_Written instruction:_
Where a line below holds the string "means", copy that line.

_Extracted data:_
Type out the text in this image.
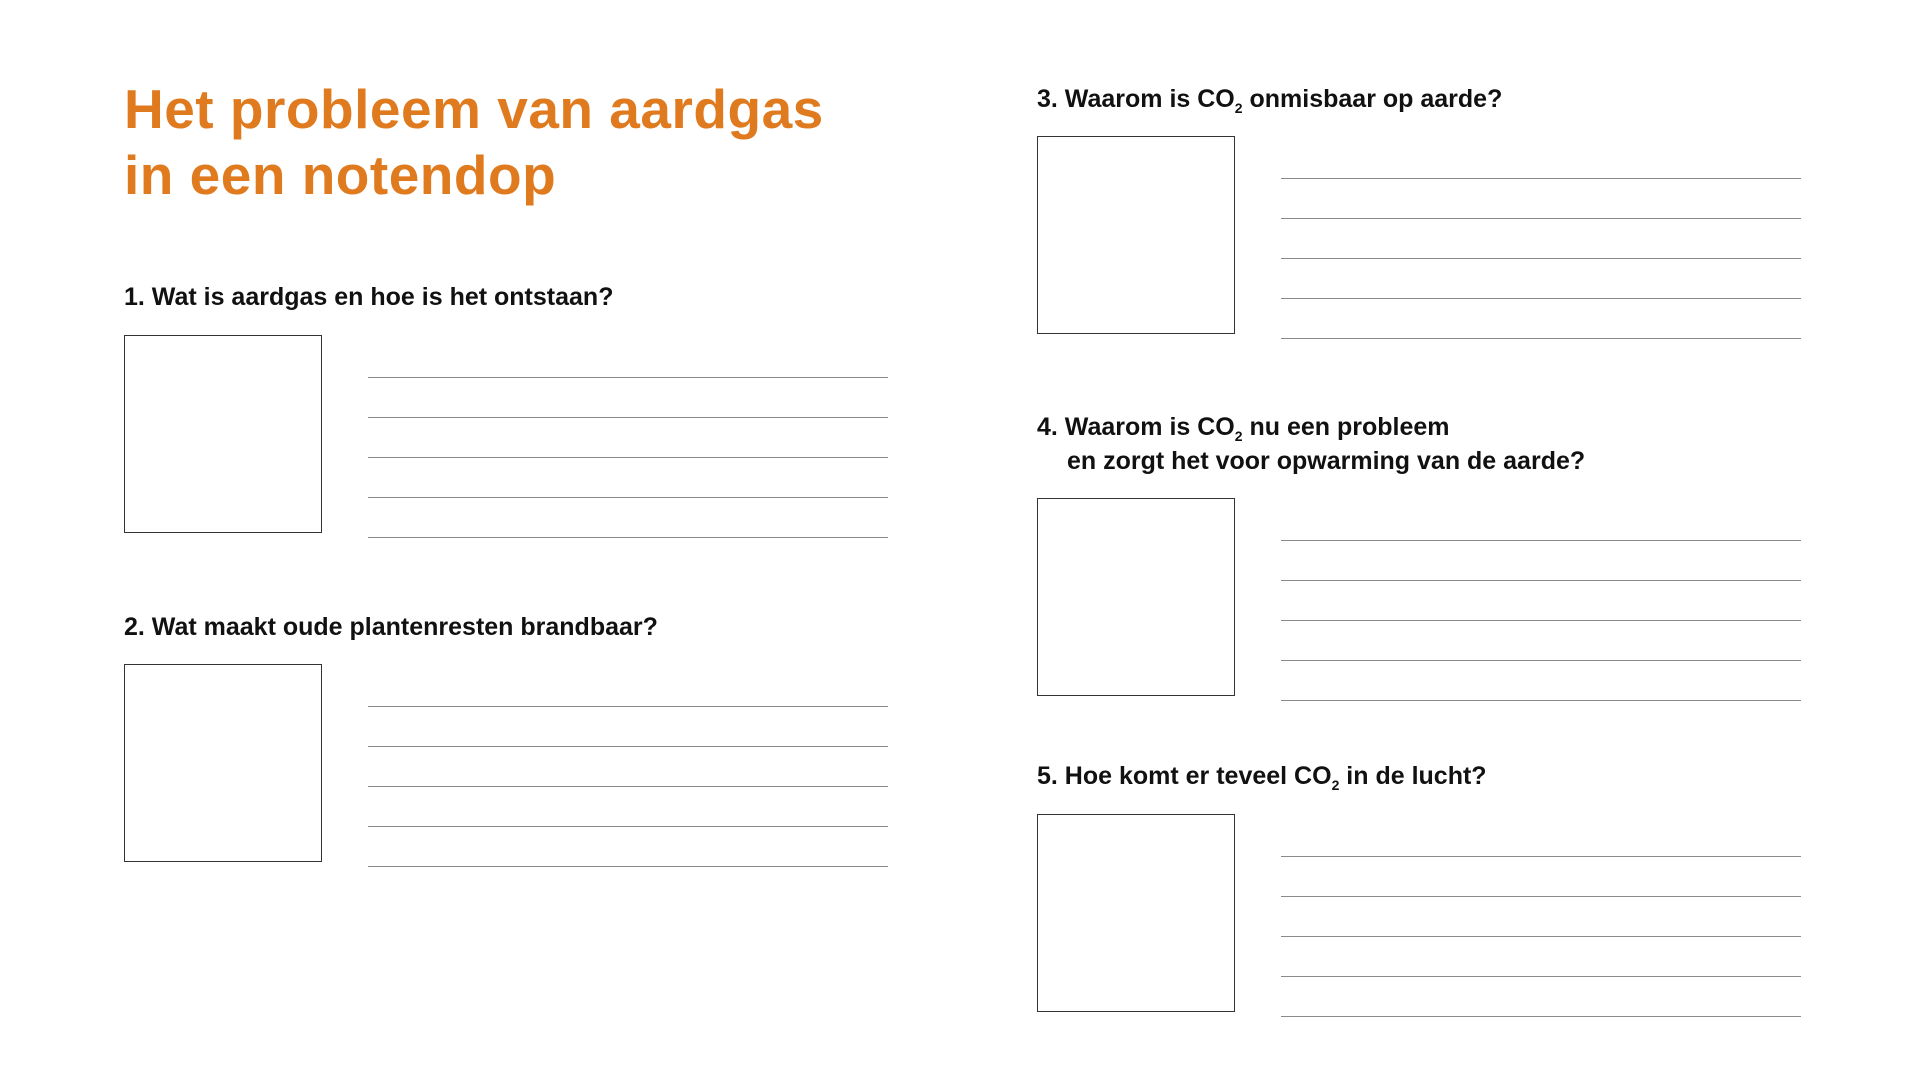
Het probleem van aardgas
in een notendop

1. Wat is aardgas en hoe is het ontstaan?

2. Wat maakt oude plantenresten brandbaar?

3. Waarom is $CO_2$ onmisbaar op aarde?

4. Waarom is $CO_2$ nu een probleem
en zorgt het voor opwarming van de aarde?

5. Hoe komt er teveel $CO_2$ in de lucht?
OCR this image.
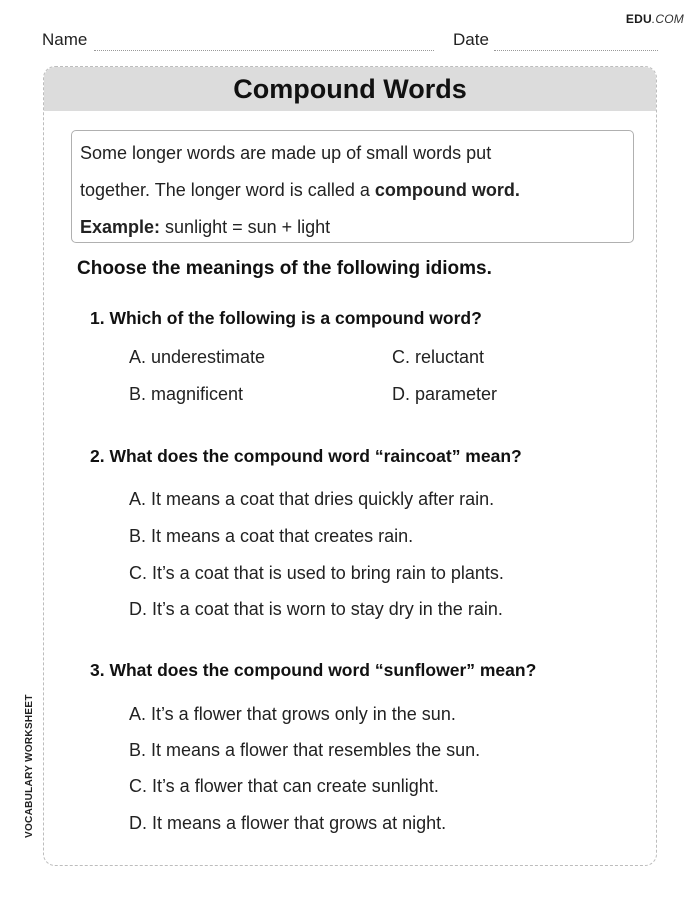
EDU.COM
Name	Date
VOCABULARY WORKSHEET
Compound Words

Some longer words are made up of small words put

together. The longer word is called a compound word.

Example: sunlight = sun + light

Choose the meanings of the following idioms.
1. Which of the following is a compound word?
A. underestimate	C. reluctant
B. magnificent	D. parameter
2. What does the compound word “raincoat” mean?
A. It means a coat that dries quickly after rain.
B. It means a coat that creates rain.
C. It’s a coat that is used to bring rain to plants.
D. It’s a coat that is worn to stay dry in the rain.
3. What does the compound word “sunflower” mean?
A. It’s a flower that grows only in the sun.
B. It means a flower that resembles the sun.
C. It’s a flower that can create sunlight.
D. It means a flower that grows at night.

_Worked answer:_
A. It means a coat that dries quickly after rain.
B. It means a coat that creates rain.
B. It means a flower that resembles the sun.
D. It means a flower that grows at night.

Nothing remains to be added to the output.